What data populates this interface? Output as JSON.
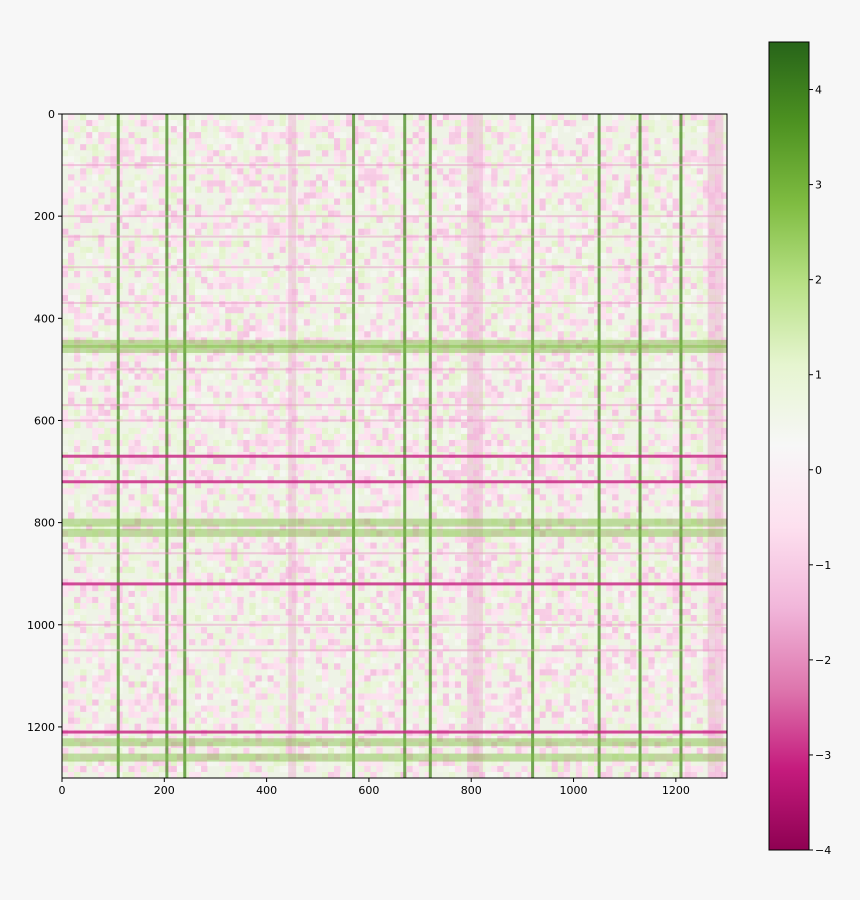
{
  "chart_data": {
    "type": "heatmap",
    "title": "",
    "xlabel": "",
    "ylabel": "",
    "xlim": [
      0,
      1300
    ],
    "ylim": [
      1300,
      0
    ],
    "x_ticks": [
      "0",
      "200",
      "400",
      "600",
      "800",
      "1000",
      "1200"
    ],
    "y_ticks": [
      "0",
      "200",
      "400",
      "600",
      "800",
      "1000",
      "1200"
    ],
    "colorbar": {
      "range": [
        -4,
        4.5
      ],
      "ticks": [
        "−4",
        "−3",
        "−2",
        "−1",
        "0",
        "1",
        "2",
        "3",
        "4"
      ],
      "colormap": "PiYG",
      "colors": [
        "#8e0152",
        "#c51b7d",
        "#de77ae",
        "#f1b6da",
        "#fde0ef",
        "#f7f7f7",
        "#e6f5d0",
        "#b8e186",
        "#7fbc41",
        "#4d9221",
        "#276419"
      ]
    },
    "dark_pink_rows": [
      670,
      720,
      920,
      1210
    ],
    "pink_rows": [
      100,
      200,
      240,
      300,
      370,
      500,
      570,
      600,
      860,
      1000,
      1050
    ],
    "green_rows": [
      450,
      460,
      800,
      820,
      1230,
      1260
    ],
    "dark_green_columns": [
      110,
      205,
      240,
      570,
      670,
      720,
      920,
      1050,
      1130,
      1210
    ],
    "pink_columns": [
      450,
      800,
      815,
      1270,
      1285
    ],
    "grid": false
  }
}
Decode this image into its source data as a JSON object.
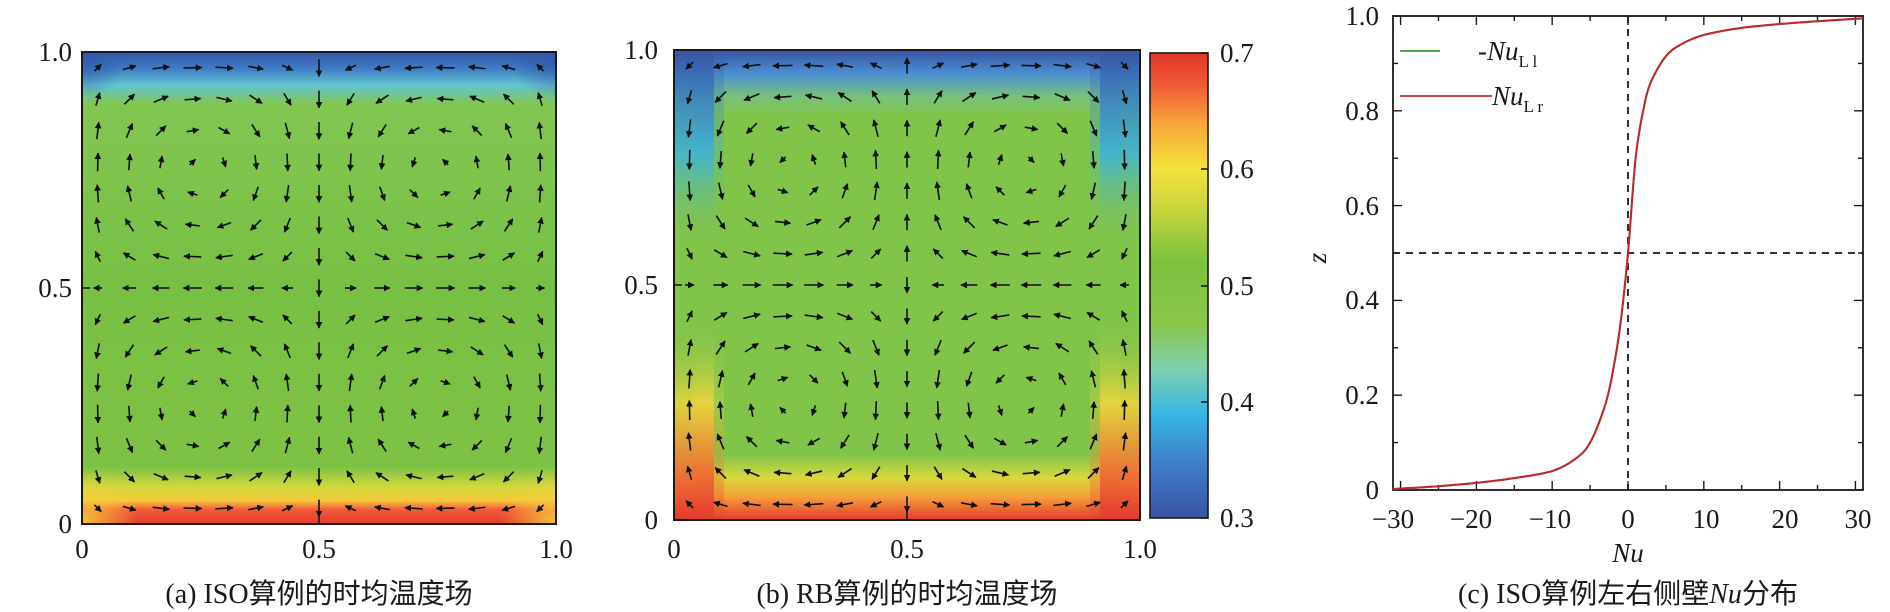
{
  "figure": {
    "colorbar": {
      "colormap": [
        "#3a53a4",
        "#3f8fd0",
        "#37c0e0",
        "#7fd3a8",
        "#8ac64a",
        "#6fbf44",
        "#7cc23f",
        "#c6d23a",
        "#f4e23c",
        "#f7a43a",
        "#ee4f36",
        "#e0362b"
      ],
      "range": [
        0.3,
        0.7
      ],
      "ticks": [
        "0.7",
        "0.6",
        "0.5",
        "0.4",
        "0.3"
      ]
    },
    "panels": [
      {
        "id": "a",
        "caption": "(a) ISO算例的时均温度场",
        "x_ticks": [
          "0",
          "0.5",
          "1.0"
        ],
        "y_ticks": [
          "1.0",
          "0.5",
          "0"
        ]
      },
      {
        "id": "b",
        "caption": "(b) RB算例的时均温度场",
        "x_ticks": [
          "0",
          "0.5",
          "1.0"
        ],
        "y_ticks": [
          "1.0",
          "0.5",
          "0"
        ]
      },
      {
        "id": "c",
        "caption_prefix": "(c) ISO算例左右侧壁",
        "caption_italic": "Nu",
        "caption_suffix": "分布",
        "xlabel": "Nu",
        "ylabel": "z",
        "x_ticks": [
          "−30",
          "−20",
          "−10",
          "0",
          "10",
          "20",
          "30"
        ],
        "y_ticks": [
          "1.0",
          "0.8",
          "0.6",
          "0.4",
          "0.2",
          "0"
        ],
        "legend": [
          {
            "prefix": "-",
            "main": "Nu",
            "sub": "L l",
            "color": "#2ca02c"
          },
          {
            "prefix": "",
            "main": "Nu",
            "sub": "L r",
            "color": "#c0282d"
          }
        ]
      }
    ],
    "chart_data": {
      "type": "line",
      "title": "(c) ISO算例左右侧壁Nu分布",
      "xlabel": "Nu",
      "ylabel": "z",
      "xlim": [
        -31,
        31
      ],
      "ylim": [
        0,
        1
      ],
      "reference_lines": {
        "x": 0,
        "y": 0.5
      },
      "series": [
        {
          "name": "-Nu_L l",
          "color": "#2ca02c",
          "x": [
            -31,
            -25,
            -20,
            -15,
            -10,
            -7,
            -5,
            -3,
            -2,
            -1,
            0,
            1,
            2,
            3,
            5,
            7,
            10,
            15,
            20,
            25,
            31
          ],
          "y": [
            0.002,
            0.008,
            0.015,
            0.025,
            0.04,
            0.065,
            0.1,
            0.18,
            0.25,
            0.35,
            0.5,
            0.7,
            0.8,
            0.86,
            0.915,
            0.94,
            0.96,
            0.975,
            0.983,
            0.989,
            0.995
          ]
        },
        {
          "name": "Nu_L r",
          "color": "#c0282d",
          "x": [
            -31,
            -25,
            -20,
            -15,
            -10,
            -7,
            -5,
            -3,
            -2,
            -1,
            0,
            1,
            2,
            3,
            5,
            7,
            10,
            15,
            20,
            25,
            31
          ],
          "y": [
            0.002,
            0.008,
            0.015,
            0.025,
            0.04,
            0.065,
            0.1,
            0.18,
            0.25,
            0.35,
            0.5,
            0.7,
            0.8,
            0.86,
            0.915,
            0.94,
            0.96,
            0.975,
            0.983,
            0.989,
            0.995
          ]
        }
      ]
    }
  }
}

┄┄┄┄┄┄┄┄┄┄┄┄┄┄┄┄┄┄┄┄

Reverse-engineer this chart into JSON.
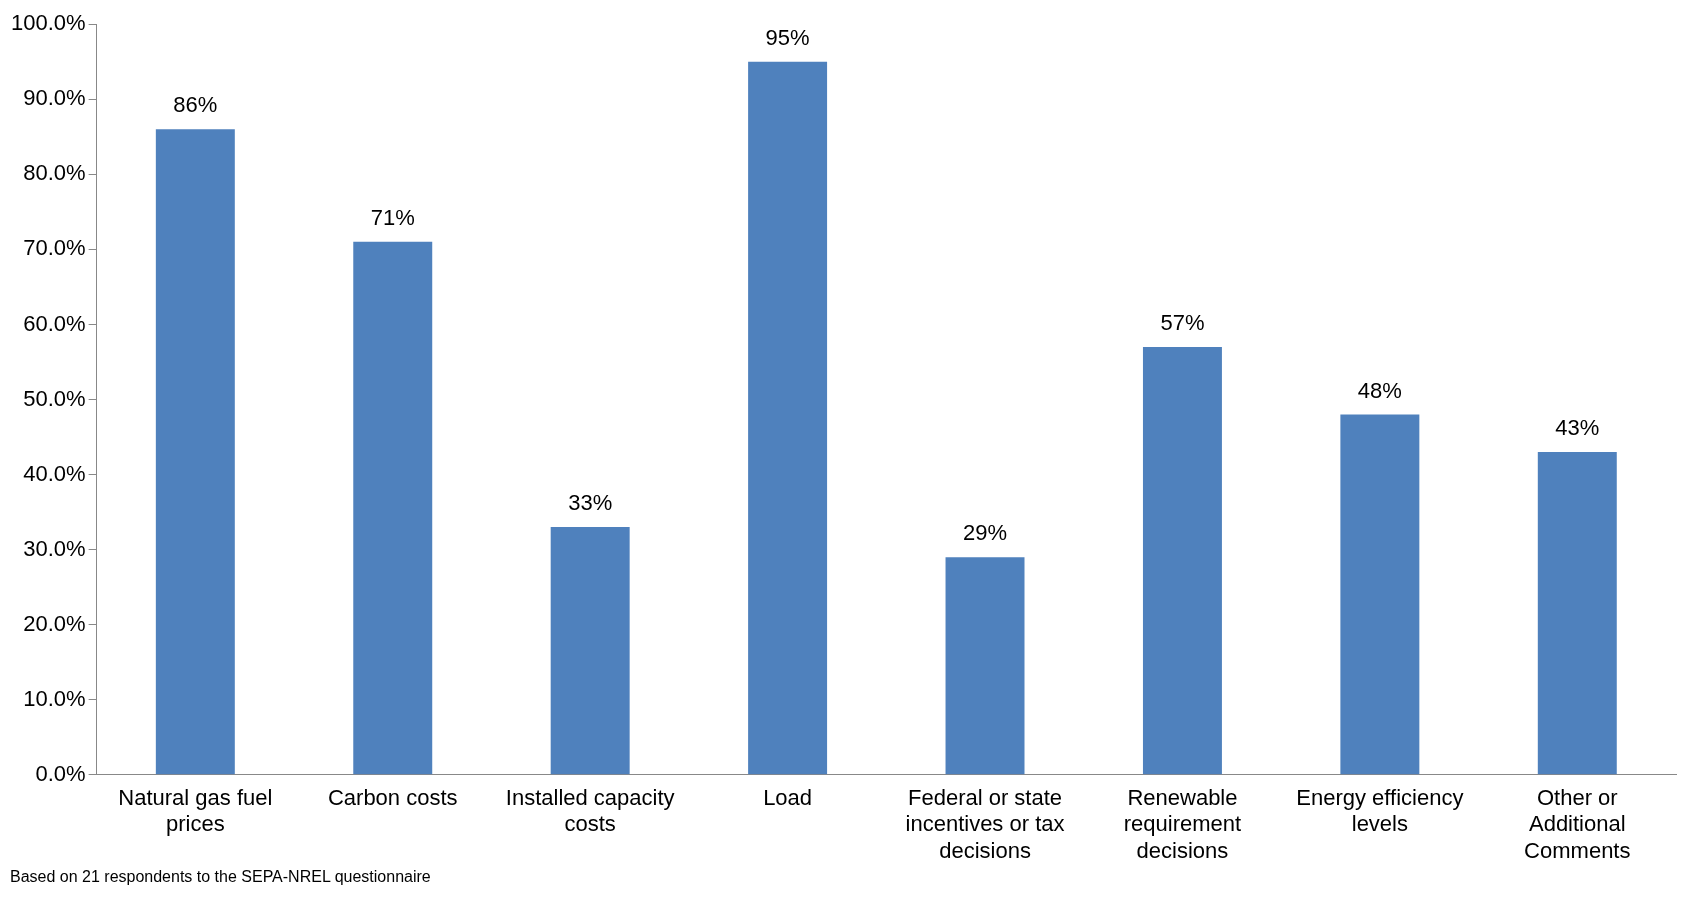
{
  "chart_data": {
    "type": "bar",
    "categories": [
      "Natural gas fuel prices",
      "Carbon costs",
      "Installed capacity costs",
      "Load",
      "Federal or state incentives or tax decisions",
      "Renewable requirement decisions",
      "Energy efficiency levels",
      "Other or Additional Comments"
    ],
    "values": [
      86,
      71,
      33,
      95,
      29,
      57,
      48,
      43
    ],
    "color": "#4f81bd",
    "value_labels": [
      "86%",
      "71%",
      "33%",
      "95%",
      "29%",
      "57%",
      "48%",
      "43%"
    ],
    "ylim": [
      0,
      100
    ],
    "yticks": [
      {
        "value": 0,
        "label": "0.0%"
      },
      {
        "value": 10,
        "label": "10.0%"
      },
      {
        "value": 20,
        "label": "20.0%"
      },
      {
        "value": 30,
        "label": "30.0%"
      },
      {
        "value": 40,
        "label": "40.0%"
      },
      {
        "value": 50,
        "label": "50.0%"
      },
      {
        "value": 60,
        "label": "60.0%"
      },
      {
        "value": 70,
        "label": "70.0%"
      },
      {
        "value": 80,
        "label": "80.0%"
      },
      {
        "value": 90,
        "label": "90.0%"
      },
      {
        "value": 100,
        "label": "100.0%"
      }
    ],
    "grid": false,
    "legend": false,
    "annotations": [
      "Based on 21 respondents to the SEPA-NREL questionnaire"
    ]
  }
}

┄┄┄┄┄┄┄┄┄┄┄┄┄┄┄┄┄┄┄┄

— WRITTEN REQUEST —
Report how many lines of the entries hold the string "into". Provide the number alone.

— THE RESPONSE —
2